__Written instruction__
Your task is to copy every record exactly.

(Some records)
::::::::::
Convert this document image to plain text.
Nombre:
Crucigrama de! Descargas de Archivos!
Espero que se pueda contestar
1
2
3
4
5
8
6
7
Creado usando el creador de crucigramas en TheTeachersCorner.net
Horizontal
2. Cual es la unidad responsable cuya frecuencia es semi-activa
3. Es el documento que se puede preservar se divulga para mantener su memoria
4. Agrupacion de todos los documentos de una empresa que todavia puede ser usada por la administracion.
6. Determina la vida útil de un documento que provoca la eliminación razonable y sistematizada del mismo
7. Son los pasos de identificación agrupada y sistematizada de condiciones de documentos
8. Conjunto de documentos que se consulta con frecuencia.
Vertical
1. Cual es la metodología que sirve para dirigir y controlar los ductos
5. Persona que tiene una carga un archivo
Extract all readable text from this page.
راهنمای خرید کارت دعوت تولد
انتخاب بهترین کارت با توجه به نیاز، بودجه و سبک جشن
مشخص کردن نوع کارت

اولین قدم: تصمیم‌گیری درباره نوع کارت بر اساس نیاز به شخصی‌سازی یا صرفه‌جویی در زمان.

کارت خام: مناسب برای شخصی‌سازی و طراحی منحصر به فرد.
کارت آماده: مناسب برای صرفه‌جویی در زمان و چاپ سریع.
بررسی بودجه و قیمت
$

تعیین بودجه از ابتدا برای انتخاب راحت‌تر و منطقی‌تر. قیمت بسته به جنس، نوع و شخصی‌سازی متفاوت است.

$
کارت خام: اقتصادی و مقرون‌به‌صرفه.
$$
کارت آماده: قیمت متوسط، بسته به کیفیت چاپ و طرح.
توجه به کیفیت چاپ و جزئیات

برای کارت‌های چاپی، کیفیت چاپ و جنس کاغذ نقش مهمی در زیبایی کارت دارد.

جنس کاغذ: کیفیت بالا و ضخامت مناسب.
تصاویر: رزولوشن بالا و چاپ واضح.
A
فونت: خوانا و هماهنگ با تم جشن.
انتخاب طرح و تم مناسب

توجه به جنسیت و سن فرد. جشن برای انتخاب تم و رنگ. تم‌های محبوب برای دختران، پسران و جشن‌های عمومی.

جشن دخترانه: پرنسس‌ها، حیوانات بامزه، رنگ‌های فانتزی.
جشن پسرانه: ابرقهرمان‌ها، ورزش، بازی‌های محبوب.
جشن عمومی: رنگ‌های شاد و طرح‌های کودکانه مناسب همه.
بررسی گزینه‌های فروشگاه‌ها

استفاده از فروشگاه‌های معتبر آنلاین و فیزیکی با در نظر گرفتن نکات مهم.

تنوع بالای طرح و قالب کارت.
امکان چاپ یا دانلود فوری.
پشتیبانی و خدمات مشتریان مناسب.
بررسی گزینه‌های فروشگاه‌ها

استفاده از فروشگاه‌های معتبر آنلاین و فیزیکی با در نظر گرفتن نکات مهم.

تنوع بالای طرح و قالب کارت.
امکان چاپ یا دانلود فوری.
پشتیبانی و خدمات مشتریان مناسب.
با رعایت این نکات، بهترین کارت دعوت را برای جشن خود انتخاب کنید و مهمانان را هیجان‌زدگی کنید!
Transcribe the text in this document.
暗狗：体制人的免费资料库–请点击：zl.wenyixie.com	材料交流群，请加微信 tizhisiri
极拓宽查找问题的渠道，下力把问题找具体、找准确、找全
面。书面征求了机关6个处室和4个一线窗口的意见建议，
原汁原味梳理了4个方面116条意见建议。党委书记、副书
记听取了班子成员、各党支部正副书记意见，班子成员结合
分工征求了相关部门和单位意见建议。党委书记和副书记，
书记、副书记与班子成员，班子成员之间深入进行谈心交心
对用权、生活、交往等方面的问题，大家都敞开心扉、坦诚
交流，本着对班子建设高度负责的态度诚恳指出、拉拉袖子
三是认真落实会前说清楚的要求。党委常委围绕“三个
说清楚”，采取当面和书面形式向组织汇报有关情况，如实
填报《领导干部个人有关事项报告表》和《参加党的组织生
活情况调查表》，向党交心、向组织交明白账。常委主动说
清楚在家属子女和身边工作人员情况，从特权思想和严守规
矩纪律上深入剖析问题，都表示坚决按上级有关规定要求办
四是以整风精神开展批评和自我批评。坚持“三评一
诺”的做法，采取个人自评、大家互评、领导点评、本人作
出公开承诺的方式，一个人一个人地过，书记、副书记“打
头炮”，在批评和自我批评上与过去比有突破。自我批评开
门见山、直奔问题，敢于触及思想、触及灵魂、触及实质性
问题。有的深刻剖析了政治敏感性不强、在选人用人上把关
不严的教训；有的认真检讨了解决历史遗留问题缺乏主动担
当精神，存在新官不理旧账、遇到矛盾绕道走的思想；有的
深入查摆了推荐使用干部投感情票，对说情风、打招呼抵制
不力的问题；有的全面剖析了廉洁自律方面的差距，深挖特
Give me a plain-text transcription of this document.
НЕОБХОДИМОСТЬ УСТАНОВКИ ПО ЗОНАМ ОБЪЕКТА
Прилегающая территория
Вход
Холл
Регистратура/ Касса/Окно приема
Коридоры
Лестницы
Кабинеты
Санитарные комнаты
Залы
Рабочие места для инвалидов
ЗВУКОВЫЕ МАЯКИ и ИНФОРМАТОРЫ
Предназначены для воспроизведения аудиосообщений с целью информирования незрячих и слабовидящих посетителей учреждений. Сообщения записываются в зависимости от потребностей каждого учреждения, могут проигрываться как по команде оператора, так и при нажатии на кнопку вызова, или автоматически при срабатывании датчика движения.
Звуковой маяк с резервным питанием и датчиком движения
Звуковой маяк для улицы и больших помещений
::::::::::
__Result of this exercise__
Convert this document image to plain text.
Nombre:
Crucigrama de! Descargas de Archivos!
Espero que se pueda contestar
1
2
3
4
5
8
6
7
Creado usando el creador de crucigramas en TheTeachersCorner.net
Horizontal
2. Cual es la unidad responsable cuya frecuencia es semi-activa
3. Es el documento que se puede preservar se divulga para mantener su memoria
4. Agrupacion de todos los documentos de una empresa que todavia puede ser usada por la administracion.
6. Determina la vida útil de un documento que provoca la eliminación razonable y sistematizada del mismo
7. Son los pasos de identificación agrupada y sistematizada de condiciones de documentos
8. Conjunto de documentos que se consulta con frecuencia.
Vertical
1. Cual es la metodología que sirve para dirigir y controlar los ductos
5. Persona que tiene una carga un archivo
Extract all readable text from this page.
راهنمای خرید کارت دعوت تولد
انتخاب بهترین کارت با توجه به نیاز، بودجه و سبک جشن
مشخص کردن نوع کارت

اولین قدم: تصمیم‌گیری درباره نوع کارت بر اساس نیاز به شخصی‌سازی یا صرفه‌جویی در زمان.

کارت خام: مناسب برای شخصی‌سازی و طراحی منحصر به فرد.
کارت آماده: مناسب برای صرفه‌جویی در زمان و چاپ سریع.
بررسی بودجه و قیمت
$

تعیین بودجه از ابتدا برای انتخاب راحت‌تر و منطقی‌تر. قیمت بسته به جنس، نوع و شخصی‌سازی متفاوت است.

$
کارت خام: اقتصادی و مقرون‌به‌صرفه.
$$
کارت آماده: قیمت متوسط، بسته به کیفیت چاپ و طرح.
توجه به کیفیت چاپ و جزئیات

برای کارت‌های چاپی، کیفیت چاپ و جنس کاغذ نقش مهمی در زیبایی کارت دارد.

جنس کاغذ: کیفیت بالا و ضخامت مناسب.
تصاویر: رزولوشن بالا و چاپ واضح.
A
فونت: خوانا و هماهنگ با تم جشن.
انتخاب طرح و تم مناسب

توجه به جنسیت و سن فرد. جشن برای انتخاب تم و رنگ. تم‌های محبوب برای دختران، پسران و جشن‌های عمومی.

جشن دخترانه: پرنسس‌ها، حیوانات بامزه، رنگ‌های فانتزی.
جشن پسرانه: ابرقهرمان‌ها، ورزش، بازی‌های محبوب.
جشن عمومی: رنگ‌های شاد و طرح‌های کودکانه مناسب همه.
بررسی گزینه‌های فروشگاه‌ها

استفاده از فروشگاه‌های معتبر آنلاین و فیزیکی با در نظر گرفتن نکات مهم.

تنوع بالای طرح و قالب کارت.
امکان چاپ یا دانلود فوری.
پشتیبانی و خدمات مشتریان مناسب.
بررسی گزینه‌های فروشگاه‌ها

استفاده از فروشگاه‌های معتبر آنلاین و فیزیکی با در نظر گرفتن نکات مهم.

تنوع بالای طرح و قالب کارت.
امکان چاپ یا دانلود فوری.
پشتیبانی و خدمات مشتریان مناسب.
با رعایت این نکات، بهترین کارت دعوت را برای جشن خود انتخاب کنید و مهمانان را هیجان‌زدگی کنید!
Transcribe the text in this document.
暗狗：体制人的免费资料库–请点击：zl.wenyixie.com	材料交流群，请加微信 tizhisiri
极拓宽查找问题的渠道，下力把问题找具体、找准确、找全
面。书面征求了机关6个处室和4个一线窗口的意见建议，
原汁原味梳理了4个方面116条意见建议。党委书记、副书
记听取了班子成员、各党支部正副书记意见，班子成员结合
分工征求了相关部门和单位意见建议。党委书记和副书记，
书记、副书记与班子成员，班子成员之间深入进行谈心交心
对用权、生活、交往等方面的问题，大家都敞开心扉、坦诚
交流，本着对班子建设高度负责的态度诚恳指出、拉拉袖子
三是认真落实会前说清楚的要求。党委常委围绕“三个
说清楚”，采取当面和书面形式向组织汇报有关情况，如实
填报《领导干部个人有关事项报告表》和《参加党的组织生
活情况调查表》，向党交心、向组织交明白账。常委主动说
清楚在家属子女和身边工作人员情况，从特权思想和严守规
矩纪律上深入剖析问题，都表示坚决按上级有关规定要求办
四是以整风精神开展批评和自我批评。坚持“三评一
诺”的做法，采取个人自评、大家互评、领导点评、本人作
出公开承诺的方式，一个人一个人地过，书记、副书记“打
头炮”，在批评和自我批评上与过去比有突破。自我批评开
门见山、直奔问题，敢于触及思想、触及灵魂、触及实质性
问题。有的深刻剖析了政治敏感性不强、在选人用人上把关
不严的教训；有的认真检讨了解决历史遗留问题缺乏主动担
当精神，存在新官不理旧账、遇到矛盾绕道走的思想；有的
深入查摆了推荐使用干部投感情票，对说情风、打招呼抵制
不力的问题；有的全面剖析了廉洁自律方面的差距，深挖特
Give me a plain-text transcription of this document.
НЕОБХОДИМОСТЬ УСТАНОВКИ ПО ЗОНАМ ОБЪЕКТА
Прилегающая территория
Вход
Холл
Регистратура/ Касса/Окно приема
Коридоры
Лестницы
Кабинеты
Санитарные комнаты
Залы
Рабочие места для инвалидов
ЗВУКОВЫЕ МАЯКИ и ИНФОРМАТОРЫ
Предназначены для воспроизведения аудиосообщений с целью информирования незрячих и слабовидящих посетителей учреждений. Сообщения записываются в зависимости от потребностей каждого учреждения, могут проигрываться как по команде оператора, так и при нажатии на кнопку вызова, или автоматически при срабатывании датчика движения.
Звуковой маяк с резервным питанием и датчиком движения
Звуковой маяк для улицы и больших помещений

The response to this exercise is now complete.